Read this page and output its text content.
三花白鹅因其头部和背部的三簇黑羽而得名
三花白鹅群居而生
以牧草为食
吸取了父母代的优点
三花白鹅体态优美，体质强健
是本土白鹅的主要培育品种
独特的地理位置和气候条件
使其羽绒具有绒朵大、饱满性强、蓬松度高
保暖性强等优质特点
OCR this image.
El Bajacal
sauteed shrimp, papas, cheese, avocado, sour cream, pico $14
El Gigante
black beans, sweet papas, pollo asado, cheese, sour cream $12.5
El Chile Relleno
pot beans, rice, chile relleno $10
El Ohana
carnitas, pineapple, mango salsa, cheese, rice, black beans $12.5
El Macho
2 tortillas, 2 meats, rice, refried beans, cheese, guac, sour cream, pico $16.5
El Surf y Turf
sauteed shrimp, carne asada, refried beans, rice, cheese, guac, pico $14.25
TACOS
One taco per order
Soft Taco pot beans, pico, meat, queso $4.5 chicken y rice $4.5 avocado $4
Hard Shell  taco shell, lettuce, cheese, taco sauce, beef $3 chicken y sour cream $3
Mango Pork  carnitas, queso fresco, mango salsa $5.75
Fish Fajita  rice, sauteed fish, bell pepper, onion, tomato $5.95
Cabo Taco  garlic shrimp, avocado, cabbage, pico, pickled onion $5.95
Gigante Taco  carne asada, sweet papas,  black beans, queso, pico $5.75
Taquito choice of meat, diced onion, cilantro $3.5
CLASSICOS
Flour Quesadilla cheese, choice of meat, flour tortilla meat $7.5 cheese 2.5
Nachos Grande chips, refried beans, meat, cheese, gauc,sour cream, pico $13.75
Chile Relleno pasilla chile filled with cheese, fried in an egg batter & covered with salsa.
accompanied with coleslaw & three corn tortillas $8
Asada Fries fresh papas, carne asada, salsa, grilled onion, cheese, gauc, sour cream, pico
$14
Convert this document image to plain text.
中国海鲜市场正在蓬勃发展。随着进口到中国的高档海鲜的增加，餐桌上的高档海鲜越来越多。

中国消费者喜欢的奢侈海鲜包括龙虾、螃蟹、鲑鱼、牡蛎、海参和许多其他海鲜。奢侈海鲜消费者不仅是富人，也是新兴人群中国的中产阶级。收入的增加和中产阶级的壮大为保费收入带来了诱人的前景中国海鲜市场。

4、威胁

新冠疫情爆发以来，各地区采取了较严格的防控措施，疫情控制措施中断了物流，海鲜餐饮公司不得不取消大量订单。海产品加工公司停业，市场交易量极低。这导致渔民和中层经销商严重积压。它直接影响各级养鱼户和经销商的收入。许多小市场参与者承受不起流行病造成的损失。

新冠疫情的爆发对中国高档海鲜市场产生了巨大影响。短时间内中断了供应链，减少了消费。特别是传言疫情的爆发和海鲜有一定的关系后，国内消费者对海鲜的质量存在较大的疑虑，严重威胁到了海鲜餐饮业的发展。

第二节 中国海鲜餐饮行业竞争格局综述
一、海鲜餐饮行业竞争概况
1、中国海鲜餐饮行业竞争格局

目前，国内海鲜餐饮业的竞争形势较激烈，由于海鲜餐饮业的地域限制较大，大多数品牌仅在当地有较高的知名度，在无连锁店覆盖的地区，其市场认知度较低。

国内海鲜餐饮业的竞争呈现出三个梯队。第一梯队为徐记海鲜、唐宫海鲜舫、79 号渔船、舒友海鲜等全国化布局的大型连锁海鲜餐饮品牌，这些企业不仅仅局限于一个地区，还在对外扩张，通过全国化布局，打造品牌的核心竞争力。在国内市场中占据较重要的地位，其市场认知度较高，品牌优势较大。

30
★ ★ ★ ★ ★ ★ ★
In the records above, how many lines include the string "image"? Answer with only the number.

§ **RESULT OF THIS TASK**
2